[Short problem] Copy every record below, exactly as written.

[Dataset excerpts]
──────
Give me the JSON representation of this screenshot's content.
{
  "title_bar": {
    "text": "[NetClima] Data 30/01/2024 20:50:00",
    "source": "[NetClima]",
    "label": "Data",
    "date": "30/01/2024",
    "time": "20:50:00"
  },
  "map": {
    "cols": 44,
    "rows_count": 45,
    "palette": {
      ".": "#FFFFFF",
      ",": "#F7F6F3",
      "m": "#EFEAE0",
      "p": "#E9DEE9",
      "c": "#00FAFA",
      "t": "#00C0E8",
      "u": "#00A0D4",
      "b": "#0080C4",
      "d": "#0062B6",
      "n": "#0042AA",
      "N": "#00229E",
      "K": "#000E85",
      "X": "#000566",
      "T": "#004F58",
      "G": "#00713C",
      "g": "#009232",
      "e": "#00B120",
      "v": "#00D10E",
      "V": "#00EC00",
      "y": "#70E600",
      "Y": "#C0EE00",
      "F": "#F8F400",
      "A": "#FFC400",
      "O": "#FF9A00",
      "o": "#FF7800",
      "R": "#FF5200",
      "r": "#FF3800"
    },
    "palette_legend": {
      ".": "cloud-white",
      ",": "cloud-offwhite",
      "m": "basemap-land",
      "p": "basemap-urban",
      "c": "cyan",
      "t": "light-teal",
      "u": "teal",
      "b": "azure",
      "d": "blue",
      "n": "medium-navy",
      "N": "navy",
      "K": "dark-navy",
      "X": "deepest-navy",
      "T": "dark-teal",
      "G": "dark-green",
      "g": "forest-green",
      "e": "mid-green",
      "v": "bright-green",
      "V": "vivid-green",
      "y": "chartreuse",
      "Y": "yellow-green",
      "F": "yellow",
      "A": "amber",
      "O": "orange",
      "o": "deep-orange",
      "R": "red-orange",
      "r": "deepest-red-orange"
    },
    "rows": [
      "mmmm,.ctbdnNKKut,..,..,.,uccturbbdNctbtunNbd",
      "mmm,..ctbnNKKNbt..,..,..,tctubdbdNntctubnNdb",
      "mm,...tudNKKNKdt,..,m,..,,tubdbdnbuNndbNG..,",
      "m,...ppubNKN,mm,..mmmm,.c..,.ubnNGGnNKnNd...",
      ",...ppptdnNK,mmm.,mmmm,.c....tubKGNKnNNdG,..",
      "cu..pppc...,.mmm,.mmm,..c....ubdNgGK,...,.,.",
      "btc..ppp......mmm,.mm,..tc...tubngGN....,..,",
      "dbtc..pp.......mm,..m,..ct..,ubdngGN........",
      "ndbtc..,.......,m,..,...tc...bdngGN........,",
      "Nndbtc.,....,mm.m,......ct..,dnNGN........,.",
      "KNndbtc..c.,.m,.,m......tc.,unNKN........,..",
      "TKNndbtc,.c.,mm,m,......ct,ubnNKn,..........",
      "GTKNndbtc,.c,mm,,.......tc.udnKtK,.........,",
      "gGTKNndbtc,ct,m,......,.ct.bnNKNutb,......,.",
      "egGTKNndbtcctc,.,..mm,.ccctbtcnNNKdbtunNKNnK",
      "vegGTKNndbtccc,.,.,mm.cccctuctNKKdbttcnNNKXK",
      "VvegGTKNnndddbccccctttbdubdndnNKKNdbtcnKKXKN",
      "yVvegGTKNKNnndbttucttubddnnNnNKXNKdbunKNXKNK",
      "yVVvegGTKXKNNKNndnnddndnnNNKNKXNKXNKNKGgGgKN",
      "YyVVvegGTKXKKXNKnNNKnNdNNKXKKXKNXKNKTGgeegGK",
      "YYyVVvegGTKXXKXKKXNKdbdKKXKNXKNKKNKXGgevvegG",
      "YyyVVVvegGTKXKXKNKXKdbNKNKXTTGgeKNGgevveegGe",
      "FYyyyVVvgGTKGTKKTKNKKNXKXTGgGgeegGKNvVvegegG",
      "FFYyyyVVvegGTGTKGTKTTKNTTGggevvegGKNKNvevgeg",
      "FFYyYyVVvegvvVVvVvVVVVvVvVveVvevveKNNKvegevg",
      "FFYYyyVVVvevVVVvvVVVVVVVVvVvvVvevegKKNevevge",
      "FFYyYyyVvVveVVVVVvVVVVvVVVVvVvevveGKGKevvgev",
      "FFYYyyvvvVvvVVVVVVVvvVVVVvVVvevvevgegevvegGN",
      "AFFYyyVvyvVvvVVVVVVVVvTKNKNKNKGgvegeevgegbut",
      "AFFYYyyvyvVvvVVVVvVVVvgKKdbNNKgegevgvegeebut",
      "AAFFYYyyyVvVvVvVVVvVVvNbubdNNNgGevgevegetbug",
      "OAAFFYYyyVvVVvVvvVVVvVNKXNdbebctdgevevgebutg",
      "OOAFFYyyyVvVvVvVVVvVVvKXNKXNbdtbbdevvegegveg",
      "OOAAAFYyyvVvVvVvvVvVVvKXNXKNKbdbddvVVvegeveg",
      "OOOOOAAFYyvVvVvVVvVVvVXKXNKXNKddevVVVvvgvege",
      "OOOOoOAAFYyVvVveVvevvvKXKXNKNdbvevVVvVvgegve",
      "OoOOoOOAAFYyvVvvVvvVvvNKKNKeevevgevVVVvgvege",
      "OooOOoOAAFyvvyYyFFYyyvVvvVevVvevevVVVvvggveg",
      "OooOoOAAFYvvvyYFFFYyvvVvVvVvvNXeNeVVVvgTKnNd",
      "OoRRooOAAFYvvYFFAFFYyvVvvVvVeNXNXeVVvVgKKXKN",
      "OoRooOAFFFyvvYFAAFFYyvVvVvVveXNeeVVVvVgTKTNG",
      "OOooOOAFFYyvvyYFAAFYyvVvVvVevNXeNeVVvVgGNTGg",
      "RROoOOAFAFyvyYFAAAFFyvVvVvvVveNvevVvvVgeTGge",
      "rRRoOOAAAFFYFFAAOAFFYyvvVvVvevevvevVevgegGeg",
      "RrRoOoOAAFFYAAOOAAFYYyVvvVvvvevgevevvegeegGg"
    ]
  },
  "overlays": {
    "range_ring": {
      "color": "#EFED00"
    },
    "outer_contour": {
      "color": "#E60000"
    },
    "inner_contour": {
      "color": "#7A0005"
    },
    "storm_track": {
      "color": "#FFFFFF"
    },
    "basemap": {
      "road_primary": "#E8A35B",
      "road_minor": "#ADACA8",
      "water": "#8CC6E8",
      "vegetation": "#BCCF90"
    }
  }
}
──────
[Response to this exercise]
Give me the JSON representation of this screenshot's content.
{
  "title_bar": {
    "text": "[NetClima] Data 30/01/2024 20:50:00",
    "source": "[NetClima]",
    "label": "Data",
    "date": "30/01/2024",
    "time": "20:50:00"
  },
  "map": {
    "cols": 44,
    "rows_count": 45,
    "palette": {
      ".": "#FFFFFF",
      ",": "#F7F6F3",
      "m": "#EFEAE0",
      "p": "#E9DEE9",
      "c": "#00FAFA",
      "t": "#00C0E8",
      "u": "#00A0D4",
      "b": "#0080C4",
      "d": "#0062B6",
      "n": "#0042AA",
      "N": "#00229E",
      "K": "#000E85",
      "X": "#000566",
      "T": "#004F58",
      "G": "#00713C",
      "g": "#009232",
      "e": "#00B120",
      "v": "#00D10E",
      "V": "#00EC00",
      "y": "#70E600",
      "Y": "#C0EE00",
      "F": "#F8F400",
      "A": "#FFC400",
      "O": "#FF9A00",
      "o": "#FF7800",
      "R": "#FF5200",
      "r": "#FF3800"
    },
    "palette_legend": {
      ".": "cloud-white",
      ",": "cloud-offwhite",
      "m": "basemap-land",
      "p": "basemap-urban",
      "c": "cyan",
      "t": "light-teal",
      "u": "teal",
      "b": "azure",
      "d": "blue",
      "n": "medium-navy",
      "N": "navy",
      "K": "dark-navy",
      "X": "deepest-navy",
      "T": "dark-teal",
      "G": "dark-green",
      "g": "forest-green",
      "e": "mid-green",
      "v": "bright-green",
      "V": "vivid-green",
      "y": "chartreuse",
      "Y": "yellow-green",
      "F": "yellow",
      "A": "amber",
      "O": "orange",
      "o": "deep-orange",
      "R": "red-orange",
      "r": "deepest-red-orange"
    },
    "rows": [
      "mmmm,.ctbdnNKKut,..,..,.,uccturbbdNctbtunNbd",
      "mmm,..ctbnNKKNbt..,..,..,tctubdbdNntctubnNdb",
      "mm,...tudNKKNKdt,..,m,..,,tubdbdnbuNndbNG..,",
      "m,...ppubNKN,mm,..mmmm,.c..,.ubnNGGnNKnNd...",
      ",...ppptdnNK,mmm.,mmmm,.c....tubKGNKnNNdG,..",
      "cu..pppc...,.mmm,.mmm,..c....ubdNgGK,...,.,.",
      "btc..ppp......mmm,.mm,..tc...tubngGN....,..,",
      "dbtc..pp.......mm,..m,..ct..,ubdngGN........",
      "ndbtc..,.......,m,..,...tc...bdngGN........,",
      "Nndbtc.,....,mm.m,......ct..,dnNGN........,.",
      "KNndbtc..c.,.m,.,m......tc.,unNKN........,..",
      "TKNndbtc,.c.,mm,m,......ct,ubnNKn,..........",
      "GTKNndbtc,.c,mm,,.......tc.udnKtK,.........,",
      "gGTKNndbtc,ct,m,......,.ct.bnNKNutb,......,.",
      "egGTKNndbtcctc,.,..mm,.ccctbtcnNNKdbtunNKNnK",
      "vegGTKNndbtccc,.,.,mm.cccctuctNKKdbttcnNNKXK",
      "VvegGTKNnndddbccccctttbdubdndnNKKNdbtcnKKXKN",
      "yVvegGTKNKNnndbttucttubddnnNnNKXNKdbunKNXKNK",
      "yVVvegGTKXKNNKNndnnddndnnNNKNKXNKXNKNKGgGgKN",
      "YyVVvegGTKXKKXNKnNNKnNdNNKXKKXKNXKNKTGgeegGK",
      "YYyVVvegGTKXXKXKKXNKdbdKKXKNXKNKKNKXGgevvegG",
      "YyyVVVvegGTKXKXKNKXKdbNKNKXTTGgeKNGgevveegGe",
      "FYyyyVVvgGTKGTKKTKNKKNXKXTGgGgeegGKNvVvegegG",
      "FFYyyyVVvegGTGTKGTKTTKNTTGggevvegGKNKNvevgeg",
      "FFYyYyVVvegvvVVvVvVVVVvVvVveVvevveKNNKvegevg",
      "FFYYyyVVVvevVVVvvVVVVVVVVvVvvVvevegKKNevevge",
      "FFYyYyyVvVveVVVVVvVVVVvVVVVvVvevveGKGKevvgev",
      "FFYYyyvvvVvvVVVVVVVvvVVVVvVVvevvevgegevvegGN",
      "AFFYyyVvyvVvvVVVVVVVVvTKNKNKNKGgvegeevgegbut",
      "AFFYYyyvyvVvvVVVVvVVVvgKKdbNNKgegevgvegeebut",
      "AAFFYYyyyVvVvVvVVVvVVvNbubdNNNgGevgevegetbug",
      "OAAFFYYyyVvVVvVvvVVVvVNKXNdbebctdgevevgebutg",
      "OOAFFYyyyVvVvVvVVVvVVvKXNKXNbdtbbdevvegegveg",
      "OOAAAFYyyvVvVvVvvVvVVvKXNXKNKbdbddvVVvegeveg",
      "OOOOOAAFYyvVvVvVVvVVvVXKXNKXNKddevVVVvvgvege",
      "OOOOoOAAFYyVvVveVvevvvKXKXNKNdbvevVVvVvgegve",
      "OoOOoOOAAFYyvVvvVvvVvvNKKNKeevevgevVVVvgvege",
      "OooOOoOAAFyvvyYyFFYyyvVvvVevVvevevVVVvvggveg",
      "OooOoOAAFYvvvyYFFFYyvvVvVvVvvNXeNeVVVvgTKnNd",
      "OoRRooOAAFYvvYFFAFFYyvVvvVvVeNXNXeVVvVgKKXKN",
      "OoRooOAFFFyvvYFAAFFYyvVvVvVveXNeeVVVvVgTKTNG",
      "OOooOOAFFYyvvyYFAAFYyvVvVvVevNXeNeVVvVgGNTGg",
      "RROoOOAFAFyvyYFAAAFFyvVvVvvVveNvevVvvVgeTGge",
      "rRRoOOAAAFFYFFAAOAFFYyvvVvVvevevvevVevgegGeg",
      "RrRoOoOAAFFYAAOOAAFYYyVvvVvvvevgevevvegeegGg"
    ]
  },
  "overlays": {
    "range_ring": {
      "color": "#EFED00"
    },
    "outer_contour": {
      "color": "#E60000"
    },
    "inner_contour": {
      "color": "#7A0005"
    },
    "storm_track": {
      "color": "#FFFFFF"
    },
    "basemap": {
      "road_primary": "#E8A35B",
      "road_minor": "#ADACA8",
      "water": "#8CC6E8",
      "vegetation": "#BCCF90"
    }
  }
}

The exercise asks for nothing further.